Records shown
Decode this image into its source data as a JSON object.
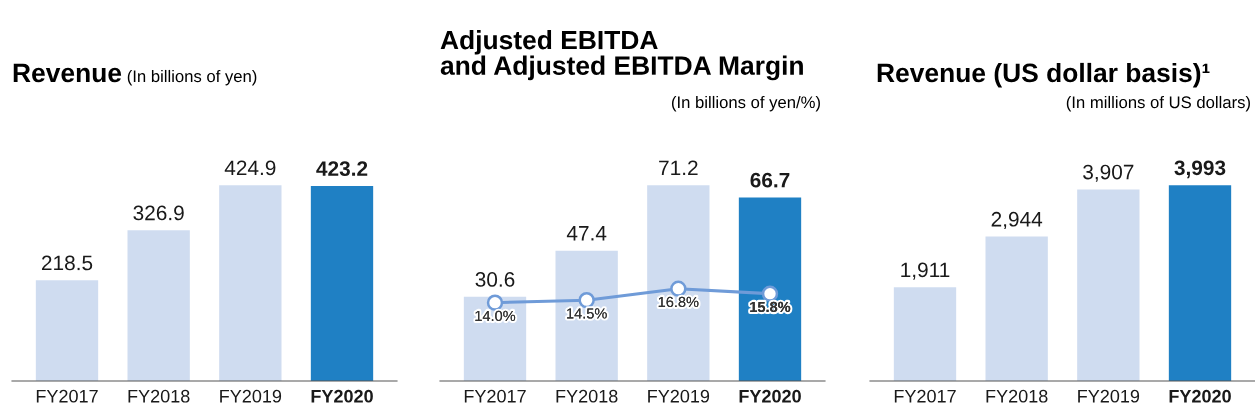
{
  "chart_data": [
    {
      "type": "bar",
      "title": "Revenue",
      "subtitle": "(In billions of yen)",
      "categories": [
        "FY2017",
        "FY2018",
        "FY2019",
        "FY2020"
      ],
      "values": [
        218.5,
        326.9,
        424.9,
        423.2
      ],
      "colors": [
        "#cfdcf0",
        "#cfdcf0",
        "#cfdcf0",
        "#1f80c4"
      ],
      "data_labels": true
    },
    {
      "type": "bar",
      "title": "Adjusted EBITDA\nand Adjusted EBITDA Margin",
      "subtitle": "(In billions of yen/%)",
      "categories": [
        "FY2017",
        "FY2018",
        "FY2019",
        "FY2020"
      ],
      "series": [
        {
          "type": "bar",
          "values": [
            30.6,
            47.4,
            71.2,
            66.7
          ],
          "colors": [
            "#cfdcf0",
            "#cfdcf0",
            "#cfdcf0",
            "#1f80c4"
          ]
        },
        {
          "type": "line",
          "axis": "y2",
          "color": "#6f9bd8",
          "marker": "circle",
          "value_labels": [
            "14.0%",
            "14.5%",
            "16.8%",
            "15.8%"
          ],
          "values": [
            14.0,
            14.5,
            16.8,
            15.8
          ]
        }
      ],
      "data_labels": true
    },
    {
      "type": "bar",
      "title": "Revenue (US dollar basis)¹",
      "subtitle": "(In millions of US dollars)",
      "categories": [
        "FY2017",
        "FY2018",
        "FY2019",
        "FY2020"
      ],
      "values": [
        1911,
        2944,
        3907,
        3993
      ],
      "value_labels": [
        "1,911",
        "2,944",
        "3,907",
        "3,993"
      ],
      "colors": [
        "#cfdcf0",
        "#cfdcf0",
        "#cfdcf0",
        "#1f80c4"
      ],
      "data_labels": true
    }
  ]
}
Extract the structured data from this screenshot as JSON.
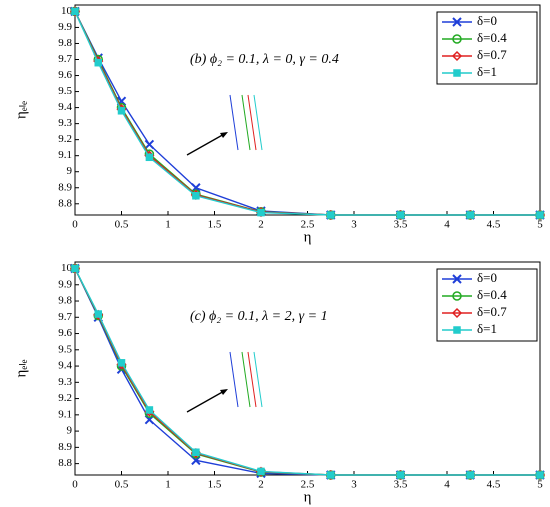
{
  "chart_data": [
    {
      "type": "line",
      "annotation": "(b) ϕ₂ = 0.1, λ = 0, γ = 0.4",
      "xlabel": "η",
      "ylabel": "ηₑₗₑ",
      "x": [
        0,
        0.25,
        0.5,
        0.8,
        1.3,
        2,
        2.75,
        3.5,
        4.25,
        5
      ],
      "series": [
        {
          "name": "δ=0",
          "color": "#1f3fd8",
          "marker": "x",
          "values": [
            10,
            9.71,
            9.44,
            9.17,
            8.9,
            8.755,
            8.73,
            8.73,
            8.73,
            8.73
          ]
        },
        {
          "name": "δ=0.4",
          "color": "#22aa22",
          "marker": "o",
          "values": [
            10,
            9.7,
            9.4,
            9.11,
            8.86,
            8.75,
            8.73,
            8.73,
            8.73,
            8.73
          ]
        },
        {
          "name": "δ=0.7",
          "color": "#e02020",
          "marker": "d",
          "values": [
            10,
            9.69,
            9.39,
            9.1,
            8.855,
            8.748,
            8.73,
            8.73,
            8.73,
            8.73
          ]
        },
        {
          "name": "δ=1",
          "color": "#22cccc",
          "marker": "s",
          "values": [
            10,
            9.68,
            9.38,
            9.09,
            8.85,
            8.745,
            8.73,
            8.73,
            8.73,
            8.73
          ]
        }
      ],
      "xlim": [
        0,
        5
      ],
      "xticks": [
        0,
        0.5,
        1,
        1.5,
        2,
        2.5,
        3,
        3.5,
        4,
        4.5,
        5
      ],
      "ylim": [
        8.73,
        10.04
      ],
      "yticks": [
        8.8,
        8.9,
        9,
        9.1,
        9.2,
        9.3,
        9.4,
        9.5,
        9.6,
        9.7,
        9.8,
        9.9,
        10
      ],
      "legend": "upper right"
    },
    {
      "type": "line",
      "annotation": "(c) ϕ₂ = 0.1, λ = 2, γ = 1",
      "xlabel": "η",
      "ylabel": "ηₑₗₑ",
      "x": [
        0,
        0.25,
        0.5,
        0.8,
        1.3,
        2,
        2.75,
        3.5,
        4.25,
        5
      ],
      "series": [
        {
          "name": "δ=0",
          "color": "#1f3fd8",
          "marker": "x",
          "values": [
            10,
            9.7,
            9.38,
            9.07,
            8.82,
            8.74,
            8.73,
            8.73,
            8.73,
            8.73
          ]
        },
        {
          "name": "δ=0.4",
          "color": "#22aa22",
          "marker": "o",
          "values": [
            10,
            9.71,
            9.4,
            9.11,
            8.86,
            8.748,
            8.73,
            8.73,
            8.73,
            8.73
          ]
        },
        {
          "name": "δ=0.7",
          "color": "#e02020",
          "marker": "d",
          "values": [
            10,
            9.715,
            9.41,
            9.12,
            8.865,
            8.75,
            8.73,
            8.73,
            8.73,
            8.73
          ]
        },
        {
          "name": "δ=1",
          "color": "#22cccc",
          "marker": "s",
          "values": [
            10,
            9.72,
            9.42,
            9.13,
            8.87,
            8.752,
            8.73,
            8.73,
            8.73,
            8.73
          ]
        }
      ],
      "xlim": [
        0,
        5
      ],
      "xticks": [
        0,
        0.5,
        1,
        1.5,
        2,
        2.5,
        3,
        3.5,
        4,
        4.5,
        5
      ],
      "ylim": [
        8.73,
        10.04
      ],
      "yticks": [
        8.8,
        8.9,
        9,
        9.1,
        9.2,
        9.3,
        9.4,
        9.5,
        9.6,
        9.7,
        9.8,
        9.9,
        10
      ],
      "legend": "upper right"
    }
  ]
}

* * *

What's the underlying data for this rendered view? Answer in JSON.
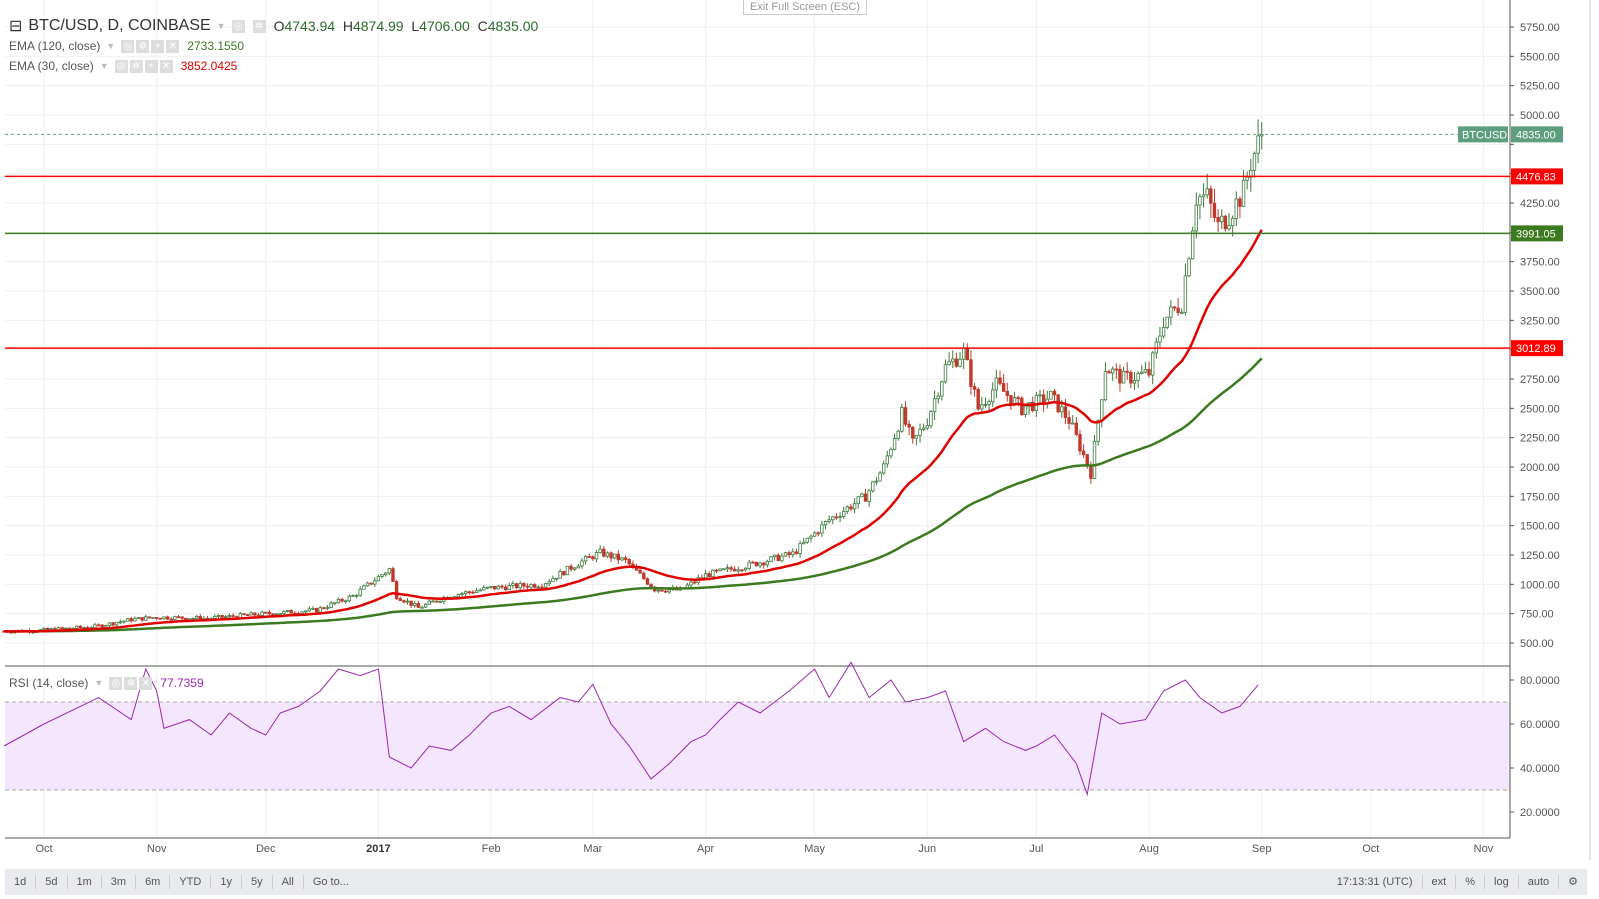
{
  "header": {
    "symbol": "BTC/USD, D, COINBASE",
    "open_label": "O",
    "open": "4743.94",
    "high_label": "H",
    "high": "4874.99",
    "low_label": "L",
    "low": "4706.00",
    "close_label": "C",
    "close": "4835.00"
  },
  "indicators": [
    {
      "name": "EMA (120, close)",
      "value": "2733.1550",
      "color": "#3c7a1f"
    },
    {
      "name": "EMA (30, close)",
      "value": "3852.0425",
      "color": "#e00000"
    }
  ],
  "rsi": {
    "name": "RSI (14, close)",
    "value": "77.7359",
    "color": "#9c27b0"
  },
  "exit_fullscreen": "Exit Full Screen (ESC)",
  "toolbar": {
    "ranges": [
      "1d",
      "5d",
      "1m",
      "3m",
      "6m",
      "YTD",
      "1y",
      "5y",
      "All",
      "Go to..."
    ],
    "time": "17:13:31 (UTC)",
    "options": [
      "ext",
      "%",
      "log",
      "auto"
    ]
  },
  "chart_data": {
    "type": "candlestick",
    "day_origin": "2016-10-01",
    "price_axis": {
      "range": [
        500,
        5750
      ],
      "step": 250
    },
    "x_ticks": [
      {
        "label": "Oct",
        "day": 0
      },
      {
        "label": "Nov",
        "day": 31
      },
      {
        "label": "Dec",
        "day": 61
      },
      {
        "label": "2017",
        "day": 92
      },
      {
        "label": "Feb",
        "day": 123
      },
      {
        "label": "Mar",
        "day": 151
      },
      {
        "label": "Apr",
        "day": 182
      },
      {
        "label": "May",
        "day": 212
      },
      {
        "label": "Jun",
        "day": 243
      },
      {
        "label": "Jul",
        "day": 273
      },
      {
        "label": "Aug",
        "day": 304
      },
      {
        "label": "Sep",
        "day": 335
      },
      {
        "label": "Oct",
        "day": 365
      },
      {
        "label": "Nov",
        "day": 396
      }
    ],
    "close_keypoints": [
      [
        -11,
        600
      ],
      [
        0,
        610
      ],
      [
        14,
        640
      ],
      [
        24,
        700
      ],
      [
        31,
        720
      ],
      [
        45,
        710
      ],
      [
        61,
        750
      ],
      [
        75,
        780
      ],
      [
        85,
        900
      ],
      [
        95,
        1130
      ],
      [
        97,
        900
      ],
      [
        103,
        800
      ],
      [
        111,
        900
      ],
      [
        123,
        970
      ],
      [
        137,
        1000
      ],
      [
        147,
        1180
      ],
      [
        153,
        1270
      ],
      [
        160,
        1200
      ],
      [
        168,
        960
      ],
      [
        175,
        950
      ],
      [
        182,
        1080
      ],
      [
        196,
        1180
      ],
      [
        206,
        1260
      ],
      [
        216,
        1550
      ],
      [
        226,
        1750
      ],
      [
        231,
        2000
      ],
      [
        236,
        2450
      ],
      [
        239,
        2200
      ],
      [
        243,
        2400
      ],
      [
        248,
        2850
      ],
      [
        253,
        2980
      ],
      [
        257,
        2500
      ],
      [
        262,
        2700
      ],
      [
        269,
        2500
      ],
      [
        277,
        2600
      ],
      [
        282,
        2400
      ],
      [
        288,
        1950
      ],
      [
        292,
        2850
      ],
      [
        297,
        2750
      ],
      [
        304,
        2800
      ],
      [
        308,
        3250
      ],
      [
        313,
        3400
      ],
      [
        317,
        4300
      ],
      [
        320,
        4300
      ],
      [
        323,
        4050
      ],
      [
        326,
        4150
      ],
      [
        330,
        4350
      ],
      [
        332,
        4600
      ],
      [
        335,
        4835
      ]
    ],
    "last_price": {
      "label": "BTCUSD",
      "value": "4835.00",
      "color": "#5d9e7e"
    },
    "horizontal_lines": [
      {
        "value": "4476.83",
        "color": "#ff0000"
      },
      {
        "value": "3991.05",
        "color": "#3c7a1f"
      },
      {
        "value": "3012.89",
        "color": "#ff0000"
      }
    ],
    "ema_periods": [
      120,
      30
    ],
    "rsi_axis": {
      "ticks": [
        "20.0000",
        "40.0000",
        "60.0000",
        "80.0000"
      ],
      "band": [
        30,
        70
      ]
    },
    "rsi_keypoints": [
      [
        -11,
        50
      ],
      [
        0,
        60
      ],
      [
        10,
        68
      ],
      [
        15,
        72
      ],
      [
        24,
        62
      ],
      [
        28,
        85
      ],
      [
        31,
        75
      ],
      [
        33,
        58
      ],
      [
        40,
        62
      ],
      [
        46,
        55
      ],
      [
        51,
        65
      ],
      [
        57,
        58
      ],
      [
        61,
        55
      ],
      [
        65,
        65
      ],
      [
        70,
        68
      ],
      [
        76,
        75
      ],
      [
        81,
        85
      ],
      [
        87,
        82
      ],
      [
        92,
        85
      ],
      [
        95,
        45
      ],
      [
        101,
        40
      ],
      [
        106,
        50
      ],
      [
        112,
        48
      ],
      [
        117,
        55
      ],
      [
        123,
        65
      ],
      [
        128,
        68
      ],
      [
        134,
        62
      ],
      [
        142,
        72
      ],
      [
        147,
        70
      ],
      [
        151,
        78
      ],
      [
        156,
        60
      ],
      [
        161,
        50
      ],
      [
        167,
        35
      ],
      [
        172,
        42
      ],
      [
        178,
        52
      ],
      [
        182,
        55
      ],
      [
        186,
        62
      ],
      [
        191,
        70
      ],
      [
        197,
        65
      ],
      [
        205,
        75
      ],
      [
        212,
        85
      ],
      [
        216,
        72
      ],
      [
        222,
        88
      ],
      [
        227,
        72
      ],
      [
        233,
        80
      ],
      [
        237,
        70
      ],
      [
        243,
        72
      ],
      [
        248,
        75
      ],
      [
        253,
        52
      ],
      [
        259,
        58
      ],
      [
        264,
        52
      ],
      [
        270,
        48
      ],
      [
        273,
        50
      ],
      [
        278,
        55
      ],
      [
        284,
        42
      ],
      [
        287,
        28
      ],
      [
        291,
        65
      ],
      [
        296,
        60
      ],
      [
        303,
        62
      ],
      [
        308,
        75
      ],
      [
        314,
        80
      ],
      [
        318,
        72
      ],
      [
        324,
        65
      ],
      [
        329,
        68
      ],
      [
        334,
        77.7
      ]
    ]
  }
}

Exercise description
Copy every line that contains the string "this".

Result below
Decode this image into its source data as a JSON object.
Extract the structured data from this screenshot as JSON.
What's the underlying data for this rendered view? Answer in JSON.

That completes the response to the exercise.